» **REQUIRED TASK**
Wherever the word "relative" shows up in a line, please copy that line.

>> start GIVEN ENTRIES

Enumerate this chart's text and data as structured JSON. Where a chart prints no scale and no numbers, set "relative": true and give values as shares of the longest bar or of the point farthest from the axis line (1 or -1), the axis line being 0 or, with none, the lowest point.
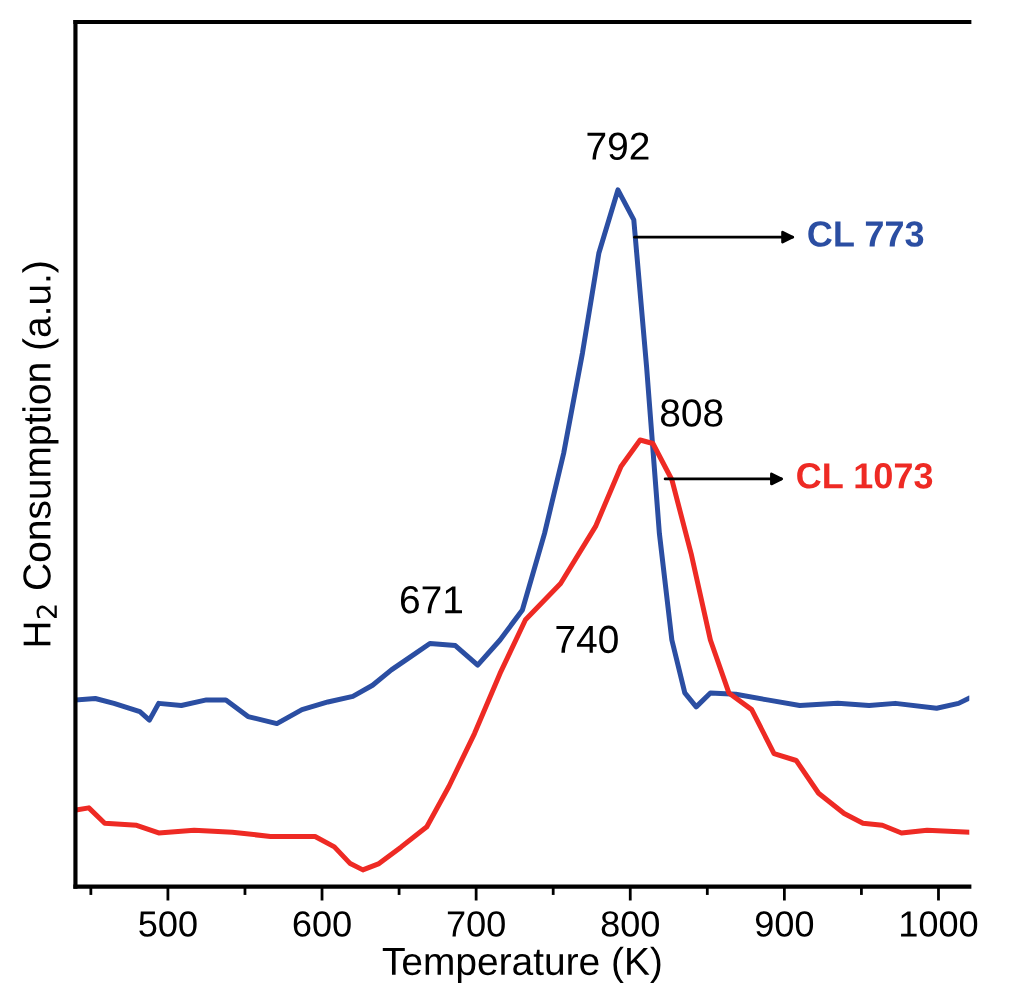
{
  "chart_data": {
    "type": "line",
    "relative": true,
    "xlabel": "Temperature (K)",
    "ylabel": "H$_{2}$ Consumption (a.u.)",
    "xlim": [
      440,
      1020
    ],
    "xticks": [
      {
        "value": 450,
        "label": null
      },
      500,
      {
        "value": 550,
        "label": null
      },
      600,
      {
        "value": 650,
        "label": null
      },
      700,
      {
        "value": 750,
        "label": null
      },
      800,
      {
        "value": 850,
        "label": null
      },
      900,
      {
        "value": 950,
        "label": null
      },
      1000
    ],
    "grid": false,
    "legend": false,
    "marker": "none",
    "line_style": "solid",
    "tick_labels": "x",
    "series": [
      {
        "name": "CL 773",
        "color": "#2b4ea2",
        "x": [
          440.4,
          452.9,
          465,
          481.8,
          488,
          494,
          508.7,
          525,
          537.6,
          552,
          570.7,
          587,
          603.8,
          620,
          632.8,
          645,
          657.6,
          670,
          686.5,
          701,
          715.5,
          730,
          744.4,
          756.8,
          769,
          779.6,
          792,
          802.3,
          810.6,
          818.9,
          827,
          835.4,
          842.8,
          852,
          868.5,
          889,
          910,
          934.7,
          955,
          972,
          998.8,
          1013,
          1019.4
        ],
        "values": [
          0.268,
          0.27,
          0.263,
          0.251,
          0.239,
          0.263,
          0.26,
          0.268,
          0.268,
          0.244,
          0.234,
          0.254,
          0.265,
          0.273,
          0.289,
          0.311,
          0.33,
          0.349,
          0.346,
          0.318,
          0.354,
          0.397,
          0.507,
          0.622,
          0.766,
          0.909,
          1.0,
          0.957,
          0.746,
          0.507,
          0.354,
          0.278,
          0.258,
          0.278,
          0.276,
          0.268,
          0.26,
          0.263,
          0.26,
          0.263,
          0.256,
          0.263,
          0.27
        ]
      },
      {
        "name": "CL 1073",
        "color": "#ee2a24",
        "x": [
          440.4,
          448.7,
          459,
          479.7,
          494,
          517,
          541.8,
          566.6,
          595.5,
          608,
          618.3,
          626.5,
          637,
          651.4,
          668,
          682.4,
          699,
          715.5,
          732,
          754.8,
          777.5,
          794,
          806.4,
          814.7,
          827,
          839.5,
          852,
          864,
          878.8,
          893.3,
          907.7,
          922.2,
          938.8,
          951,
          963.6,
          976,
          992.6,
          1019.4
        ],
        "values": [
          0.11,
          0.113,
          0.091,
          0.088,
          0.077,
          0.081,
          0.078,
          0.072,
          0.072,
          0.057,
          0.033,
          0.024,
          0.033,
          0.057,
          0.086,
          0.144,
          0.22,
          0.306,
          0.383,
          0.435,
          0.517,
          0.603,
          0.641,
          0.636,
          0.584,
          0.478,
          0.354,
          0.278,
          0.254,
          0.191,
          0.181,
          0.134,
          0.105,
          0.091,
          0.088,
          0.077,
          0.081,
          0.078
        ]
      }
    ],
    "annotations": [
      {
        "text": "792",
        "x": 792,
        "y": 1.0
      },
      {
        "text": "808",
        "x": 808,
        "y": 0.641
      },
      {
        "text": "671",
        "x": 671,
        "y": 0.349
      },
      {
        "text": "740",
        "x": 740,
        "y": 0.4
      }
    ]
  }
}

>> end GIVEN ENTRIES

» **FINAL ANSWER**
Enumerate this chart's text and data as structured JSON. Where a chart prints no scale and no numbers, set "relative": true and give values as shares of the longest bar or of the point farthest from the axis line (1 or -1), the axis line being 0 or, with none, the lowest point.
    "relative": true,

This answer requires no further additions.